--- WRITTEN TASK ---
Transcribe everything in the data word for word. Pictures are left out.

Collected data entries
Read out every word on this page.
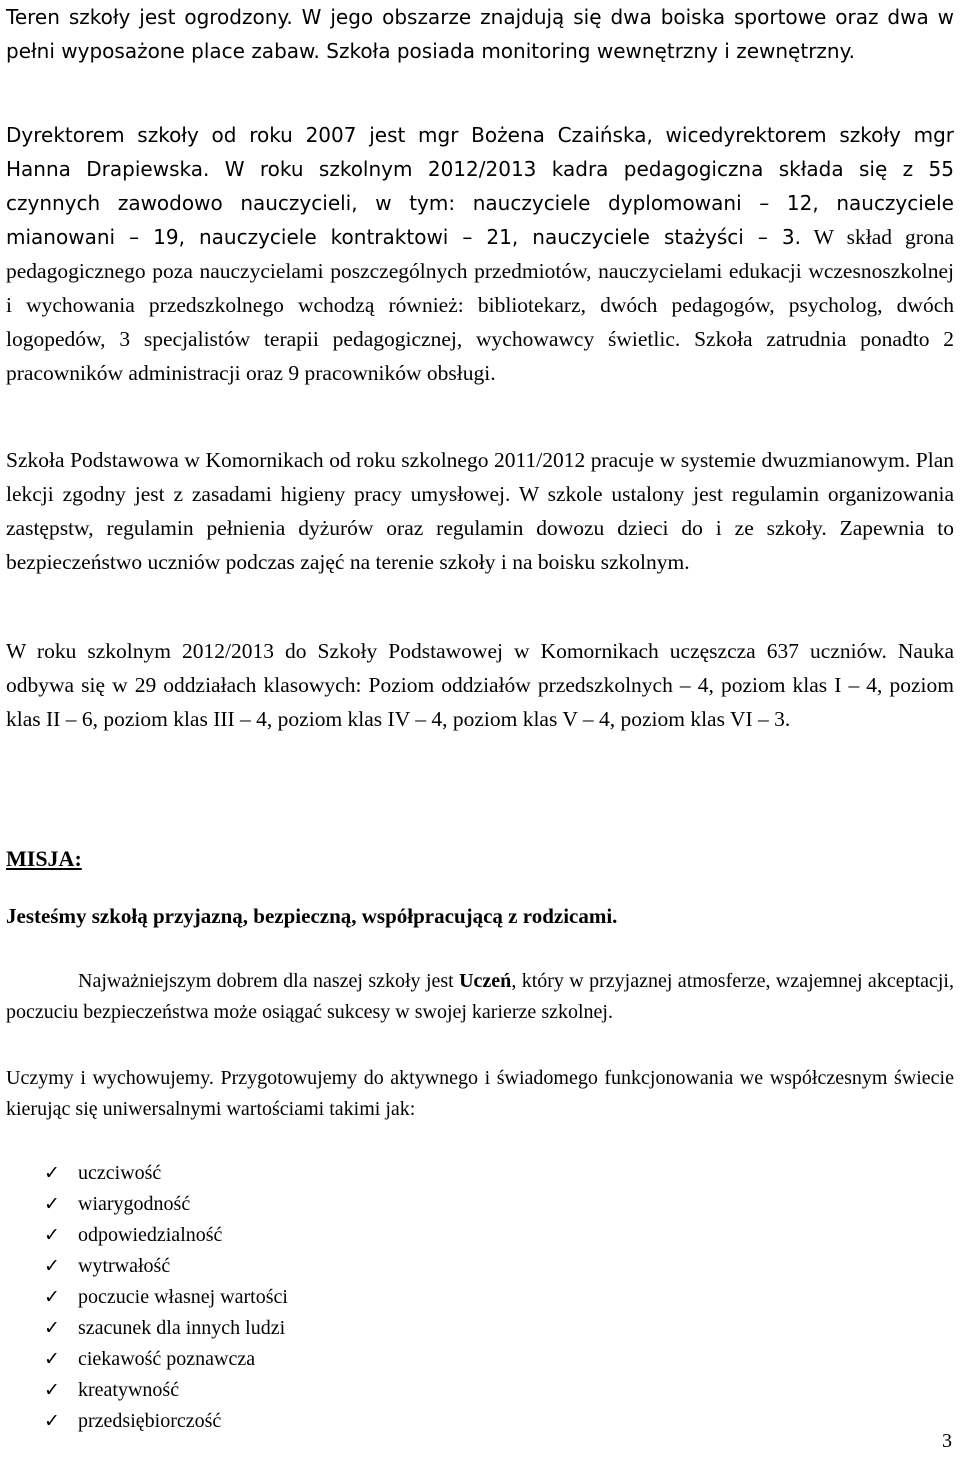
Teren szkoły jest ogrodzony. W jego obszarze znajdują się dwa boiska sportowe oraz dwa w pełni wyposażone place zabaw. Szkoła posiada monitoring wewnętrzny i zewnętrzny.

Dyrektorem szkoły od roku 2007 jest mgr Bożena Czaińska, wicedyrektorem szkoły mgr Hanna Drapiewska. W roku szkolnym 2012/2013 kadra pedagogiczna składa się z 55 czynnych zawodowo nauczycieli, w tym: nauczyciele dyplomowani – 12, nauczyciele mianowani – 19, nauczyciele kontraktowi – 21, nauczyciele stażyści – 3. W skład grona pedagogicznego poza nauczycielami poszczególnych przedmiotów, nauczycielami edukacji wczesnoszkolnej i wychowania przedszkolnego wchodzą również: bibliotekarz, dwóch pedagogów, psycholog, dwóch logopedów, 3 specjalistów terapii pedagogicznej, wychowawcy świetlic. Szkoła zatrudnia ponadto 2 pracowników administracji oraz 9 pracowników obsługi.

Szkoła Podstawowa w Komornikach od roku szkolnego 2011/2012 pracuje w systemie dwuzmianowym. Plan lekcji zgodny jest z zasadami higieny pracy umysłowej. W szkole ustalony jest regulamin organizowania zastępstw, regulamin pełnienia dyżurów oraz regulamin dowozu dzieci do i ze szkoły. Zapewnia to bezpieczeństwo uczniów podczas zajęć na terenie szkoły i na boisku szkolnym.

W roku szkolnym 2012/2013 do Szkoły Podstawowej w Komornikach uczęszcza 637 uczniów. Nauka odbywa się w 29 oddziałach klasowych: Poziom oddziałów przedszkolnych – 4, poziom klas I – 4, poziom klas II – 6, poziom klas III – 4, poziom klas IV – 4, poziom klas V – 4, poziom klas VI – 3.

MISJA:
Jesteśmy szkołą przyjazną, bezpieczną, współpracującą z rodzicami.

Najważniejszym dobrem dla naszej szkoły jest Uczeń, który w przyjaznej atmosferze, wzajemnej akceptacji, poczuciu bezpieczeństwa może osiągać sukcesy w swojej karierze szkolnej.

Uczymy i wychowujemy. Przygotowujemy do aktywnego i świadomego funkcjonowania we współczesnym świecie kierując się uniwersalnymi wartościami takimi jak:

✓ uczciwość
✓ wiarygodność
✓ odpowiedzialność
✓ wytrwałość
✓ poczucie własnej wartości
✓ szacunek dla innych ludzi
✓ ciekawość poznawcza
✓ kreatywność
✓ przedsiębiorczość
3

--- TASK ANSWER ---
Read out every word on this page.
Teren szkoły jest ogrodzony. W jego obszarze znajdują się dwa boiska sportowe oraz dwa w pełni wyposażone place zabaw. Szkoła posiada monitoring wewnętrzny i zewnętrzny.

Dyrektorem szkoły od roku 2007 jest mgr Bożena Czaińska, wicedyrektorem szkoły mgr Hanna Drapiewska. W roku szkolnym 2012/2013 kadra pedagogiczna składa się z 55 czynnych zawodowo nauczycieli, w tym: nauczyciele dyplomowani – 12, nauczyciele mianowani – 19, nauczyciele kontraktowi – 21, nauczyciele stażyści – 3. W skład grona pedagogicznego poza nauczycielami poszczególnych przedmiotów, nauczycielami edukacji wczesnoszkolnej i wychowania przedszkolnego wchodzą również: bibliotekarz, dwóch pedagogów, psycholog, dwóch logopedów, 3 specjalistów terapii pedagogicznej, wychowawcy świetlic. Szkoła zatrudnia ponadto 2 pracowników administracji oraz 9 pracowników obsługi.

Szkoła Podstawowa w Komornikach od roku szkolnego 2011/2012 pracuje w systemie dwuzmianowym. Plan lekcji zgodny jest z zasadami higieny pracy umysłowej. W szkole ustalony jest regulamin organizowania zastępstw, regulamin pełnienia dyżurów oraz regulamin dowozu dzieci do i ze szkoły. Zapewnia to bezpieczeństwo uczniów podczas zajęć na terenie szkoły i na boisku szkolnym.

W roku szkolnym 2012/2013 do Szkoły Podstawowej w Komornikach uczęszcza 637 uczniów. Nauka odbywa się w 29 oddziałach klasowych: Poziom oddziałów przedszkolnych – 4, poziom klas I – 4, poziom klas II – 6, poziom klas III – 4, poziom klas IV – 4, poziom klas V – 4, poziom klas VI – 3.

MISJA:
Jesteśmy szkołą przyjazną, bezpieczną, współpracującą z rodzicami.

Najważniejszym dobrem dla naszej szkoły jest Uczeń, który w przyjaznej atmosferze, wzajemnej akceptacji, poczuciu bezpieczeństwa może osiągać sukcesy w swojej karierze szkolnej.

Uczymy i wychowujemy. Przygotowujemy do aktywnego i świadomego funkcjonowania we współczesnym świecie kierując się uniwersalnymi wartościami takimi jak:

✓ uczciwość
✓ wiarygodność
✓ odpowiedzialność
✓ wytrwałość
✓ poczucie własnej wartości
✓ szacunek dla innych ludzi
✓ ciekawość poznawcza
✓ kreatywność
✓ przedsiębiorczość
3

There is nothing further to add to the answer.